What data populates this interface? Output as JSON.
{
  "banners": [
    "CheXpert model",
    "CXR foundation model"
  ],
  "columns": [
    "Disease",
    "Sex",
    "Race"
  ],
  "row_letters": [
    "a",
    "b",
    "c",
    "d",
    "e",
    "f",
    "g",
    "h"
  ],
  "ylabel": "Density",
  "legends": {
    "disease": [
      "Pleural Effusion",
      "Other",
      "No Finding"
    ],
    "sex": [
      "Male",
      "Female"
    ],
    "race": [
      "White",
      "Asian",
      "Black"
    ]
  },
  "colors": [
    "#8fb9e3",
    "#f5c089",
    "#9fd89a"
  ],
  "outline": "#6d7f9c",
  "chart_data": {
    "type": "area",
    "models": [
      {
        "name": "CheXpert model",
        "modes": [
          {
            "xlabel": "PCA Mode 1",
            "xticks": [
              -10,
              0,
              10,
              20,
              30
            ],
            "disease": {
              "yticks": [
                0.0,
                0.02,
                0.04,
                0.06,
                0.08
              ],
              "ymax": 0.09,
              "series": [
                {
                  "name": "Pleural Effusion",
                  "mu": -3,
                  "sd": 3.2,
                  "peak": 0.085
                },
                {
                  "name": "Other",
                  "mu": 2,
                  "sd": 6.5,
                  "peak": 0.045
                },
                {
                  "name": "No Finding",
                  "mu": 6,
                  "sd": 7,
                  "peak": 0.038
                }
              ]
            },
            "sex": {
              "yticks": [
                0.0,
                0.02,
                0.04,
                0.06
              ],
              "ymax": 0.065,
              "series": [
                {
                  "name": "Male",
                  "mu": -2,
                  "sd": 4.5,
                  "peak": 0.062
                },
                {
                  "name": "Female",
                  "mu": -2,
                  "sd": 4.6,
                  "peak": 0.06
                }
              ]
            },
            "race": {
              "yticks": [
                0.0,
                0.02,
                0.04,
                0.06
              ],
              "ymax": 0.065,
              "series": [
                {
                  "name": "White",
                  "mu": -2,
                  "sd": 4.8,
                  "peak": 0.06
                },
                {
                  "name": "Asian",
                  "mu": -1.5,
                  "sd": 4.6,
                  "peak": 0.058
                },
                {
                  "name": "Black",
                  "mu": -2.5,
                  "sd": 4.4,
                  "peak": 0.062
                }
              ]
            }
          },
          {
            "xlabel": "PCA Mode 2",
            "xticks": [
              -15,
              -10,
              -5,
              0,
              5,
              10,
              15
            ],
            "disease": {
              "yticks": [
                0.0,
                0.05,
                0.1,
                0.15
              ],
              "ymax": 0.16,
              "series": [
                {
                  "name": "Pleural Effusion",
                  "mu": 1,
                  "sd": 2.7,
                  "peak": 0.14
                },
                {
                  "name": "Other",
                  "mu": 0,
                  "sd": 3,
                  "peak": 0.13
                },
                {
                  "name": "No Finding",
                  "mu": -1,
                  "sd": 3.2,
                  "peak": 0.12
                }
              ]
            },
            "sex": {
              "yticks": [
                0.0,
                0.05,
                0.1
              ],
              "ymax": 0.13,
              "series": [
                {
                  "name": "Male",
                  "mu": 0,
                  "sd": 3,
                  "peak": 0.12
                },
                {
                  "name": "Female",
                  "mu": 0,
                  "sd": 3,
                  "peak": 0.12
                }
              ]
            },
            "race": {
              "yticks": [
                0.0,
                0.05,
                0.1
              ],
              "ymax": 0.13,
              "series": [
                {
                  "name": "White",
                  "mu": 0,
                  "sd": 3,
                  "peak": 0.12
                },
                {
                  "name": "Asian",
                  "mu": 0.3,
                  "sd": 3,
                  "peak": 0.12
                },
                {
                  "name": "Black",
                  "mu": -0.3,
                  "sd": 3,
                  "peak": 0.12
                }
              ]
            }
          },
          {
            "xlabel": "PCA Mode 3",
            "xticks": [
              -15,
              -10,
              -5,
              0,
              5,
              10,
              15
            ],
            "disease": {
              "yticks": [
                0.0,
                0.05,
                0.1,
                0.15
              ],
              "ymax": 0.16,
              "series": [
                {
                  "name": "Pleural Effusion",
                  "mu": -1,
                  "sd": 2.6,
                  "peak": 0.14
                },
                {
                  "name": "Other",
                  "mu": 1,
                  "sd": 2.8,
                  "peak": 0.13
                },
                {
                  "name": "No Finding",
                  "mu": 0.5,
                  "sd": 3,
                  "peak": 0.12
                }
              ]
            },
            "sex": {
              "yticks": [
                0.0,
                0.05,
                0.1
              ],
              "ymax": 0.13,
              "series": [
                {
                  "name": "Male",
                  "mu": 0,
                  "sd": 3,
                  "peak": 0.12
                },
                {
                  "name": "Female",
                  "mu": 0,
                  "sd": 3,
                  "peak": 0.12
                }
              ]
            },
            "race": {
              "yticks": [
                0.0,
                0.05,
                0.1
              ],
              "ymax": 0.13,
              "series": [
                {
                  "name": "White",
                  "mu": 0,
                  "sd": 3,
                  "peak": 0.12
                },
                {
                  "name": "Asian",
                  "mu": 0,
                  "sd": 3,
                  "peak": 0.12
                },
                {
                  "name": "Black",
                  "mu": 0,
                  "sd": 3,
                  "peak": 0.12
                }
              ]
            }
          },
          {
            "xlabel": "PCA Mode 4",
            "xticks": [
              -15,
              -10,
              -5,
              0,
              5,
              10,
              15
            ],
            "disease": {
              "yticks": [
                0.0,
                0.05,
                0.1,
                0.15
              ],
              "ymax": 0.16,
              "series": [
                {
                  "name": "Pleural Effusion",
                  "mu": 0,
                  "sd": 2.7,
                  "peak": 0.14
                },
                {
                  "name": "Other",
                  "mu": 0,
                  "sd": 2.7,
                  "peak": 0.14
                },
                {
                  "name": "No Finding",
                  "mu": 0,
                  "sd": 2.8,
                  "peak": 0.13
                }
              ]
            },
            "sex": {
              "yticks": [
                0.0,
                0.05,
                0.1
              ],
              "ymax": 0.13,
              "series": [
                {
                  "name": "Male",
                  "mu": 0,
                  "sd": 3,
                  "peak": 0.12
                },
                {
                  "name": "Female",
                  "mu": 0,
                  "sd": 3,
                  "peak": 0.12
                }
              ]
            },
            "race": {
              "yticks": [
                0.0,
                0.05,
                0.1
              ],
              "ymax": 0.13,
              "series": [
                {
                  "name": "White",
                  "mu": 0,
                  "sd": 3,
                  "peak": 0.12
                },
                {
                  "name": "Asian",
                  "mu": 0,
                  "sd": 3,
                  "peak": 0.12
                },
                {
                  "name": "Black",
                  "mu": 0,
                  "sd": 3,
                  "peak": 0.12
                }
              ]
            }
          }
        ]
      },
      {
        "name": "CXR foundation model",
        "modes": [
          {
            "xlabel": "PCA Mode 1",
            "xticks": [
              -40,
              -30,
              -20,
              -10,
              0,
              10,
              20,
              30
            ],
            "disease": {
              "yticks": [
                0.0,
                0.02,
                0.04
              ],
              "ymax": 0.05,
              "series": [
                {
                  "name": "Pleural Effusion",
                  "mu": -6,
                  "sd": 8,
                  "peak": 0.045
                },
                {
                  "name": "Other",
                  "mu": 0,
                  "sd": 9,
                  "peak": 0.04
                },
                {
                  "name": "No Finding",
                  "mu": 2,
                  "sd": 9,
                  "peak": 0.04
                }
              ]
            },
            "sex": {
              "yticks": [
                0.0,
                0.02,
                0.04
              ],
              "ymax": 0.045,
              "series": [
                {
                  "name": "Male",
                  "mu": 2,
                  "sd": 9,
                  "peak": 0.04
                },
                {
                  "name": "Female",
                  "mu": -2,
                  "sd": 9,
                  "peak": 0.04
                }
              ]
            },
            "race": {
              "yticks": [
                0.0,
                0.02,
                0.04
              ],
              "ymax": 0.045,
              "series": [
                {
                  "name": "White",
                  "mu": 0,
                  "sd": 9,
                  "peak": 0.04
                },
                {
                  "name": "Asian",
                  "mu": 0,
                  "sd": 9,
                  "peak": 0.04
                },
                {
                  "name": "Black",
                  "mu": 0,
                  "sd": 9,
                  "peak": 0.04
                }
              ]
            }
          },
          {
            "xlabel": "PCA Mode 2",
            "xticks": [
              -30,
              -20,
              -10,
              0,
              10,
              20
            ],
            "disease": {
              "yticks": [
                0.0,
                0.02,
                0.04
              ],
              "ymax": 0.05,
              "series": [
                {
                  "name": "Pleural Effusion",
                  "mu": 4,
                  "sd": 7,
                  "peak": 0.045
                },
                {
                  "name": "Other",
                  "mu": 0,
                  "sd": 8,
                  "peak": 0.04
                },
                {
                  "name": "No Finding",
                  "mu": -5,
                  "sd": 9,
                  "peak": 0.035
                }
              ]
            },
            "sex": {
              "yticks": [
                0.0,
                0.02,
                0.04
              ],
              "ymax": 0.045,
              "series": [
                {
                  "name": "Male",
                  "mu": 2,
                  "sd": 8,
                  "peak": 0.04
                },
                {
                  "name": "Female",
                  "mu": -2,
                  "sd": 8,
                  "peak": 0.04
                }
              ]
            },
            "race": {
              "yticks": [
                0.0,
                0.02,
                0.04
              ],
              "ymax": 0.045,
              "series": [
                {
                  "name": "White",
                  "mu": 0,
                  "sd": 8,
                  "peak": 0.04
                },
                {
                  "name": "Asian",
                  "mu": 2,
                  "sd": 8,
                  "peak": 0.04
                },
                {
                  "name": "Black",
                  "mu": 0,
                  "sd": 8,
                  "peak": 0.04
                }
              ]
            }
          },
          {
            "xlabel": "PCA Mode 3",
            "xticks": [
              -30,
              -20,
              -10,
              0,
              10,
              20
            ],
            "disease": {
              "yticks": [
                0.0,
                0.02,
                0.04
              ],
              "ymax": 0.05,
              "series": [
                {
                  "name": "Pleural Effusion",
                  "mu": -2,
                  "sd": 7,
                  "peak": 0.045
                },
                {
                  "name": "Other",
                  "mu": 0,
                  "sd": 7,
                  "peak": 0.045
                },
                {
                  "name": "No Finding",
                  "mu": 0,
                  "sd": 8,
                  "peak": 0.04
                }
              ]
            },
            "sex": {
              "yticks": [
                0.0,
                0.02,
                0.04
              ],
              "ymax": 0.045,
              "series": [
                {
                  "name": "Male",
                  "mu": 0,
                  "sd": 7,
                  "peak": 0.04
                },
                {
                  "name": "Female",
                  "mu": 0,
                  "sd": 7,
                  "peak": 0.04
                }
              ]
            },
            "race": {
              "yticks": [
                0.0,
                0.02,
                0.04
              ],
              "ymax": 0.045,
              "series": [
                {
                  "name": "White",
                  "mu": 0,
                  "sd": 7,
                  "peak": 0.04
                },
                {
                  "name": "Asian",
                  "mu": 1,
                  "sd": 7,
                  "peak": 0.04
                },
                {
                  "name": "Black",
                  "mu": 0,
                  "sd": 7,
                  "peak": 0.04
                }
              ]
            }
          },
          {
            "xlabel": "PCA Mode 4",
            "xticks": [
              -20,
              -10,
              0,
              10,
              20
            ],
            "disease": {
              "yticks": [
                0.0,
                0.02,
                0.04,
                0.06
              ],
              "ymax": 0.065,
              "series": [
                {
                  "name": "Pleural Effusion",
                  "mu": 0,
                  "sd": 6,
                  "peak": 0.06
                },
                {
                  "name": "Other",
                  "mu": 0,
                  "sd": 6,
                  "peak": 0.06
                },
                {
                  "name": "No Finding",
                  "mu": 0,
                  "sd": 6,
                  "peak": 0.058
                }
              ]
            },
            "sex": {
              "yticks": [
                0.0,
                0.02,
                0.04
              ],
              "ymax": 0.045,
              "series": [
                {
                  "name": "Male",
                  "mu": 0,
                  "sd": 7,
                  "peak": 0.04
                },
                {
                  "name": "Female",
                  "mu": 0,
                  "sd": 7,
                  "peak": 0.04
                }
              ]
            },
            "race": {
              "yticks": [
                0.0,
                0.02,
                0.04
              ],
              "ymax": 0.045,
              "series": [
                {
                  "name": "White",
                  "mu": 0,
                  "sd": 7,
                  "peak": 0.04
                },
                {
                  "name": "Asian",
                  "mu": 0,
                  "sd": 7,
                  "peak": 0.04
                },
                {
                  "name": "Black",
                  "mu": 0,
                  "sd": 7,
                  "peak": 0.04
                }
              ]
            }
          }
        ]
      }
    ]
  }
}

» REQUIRED TASK:
Every line holding "foundation" should be copied out.

» EXERCISE SOLUTION:
    "CXR foundation model"
        "name": "CXR foundation model",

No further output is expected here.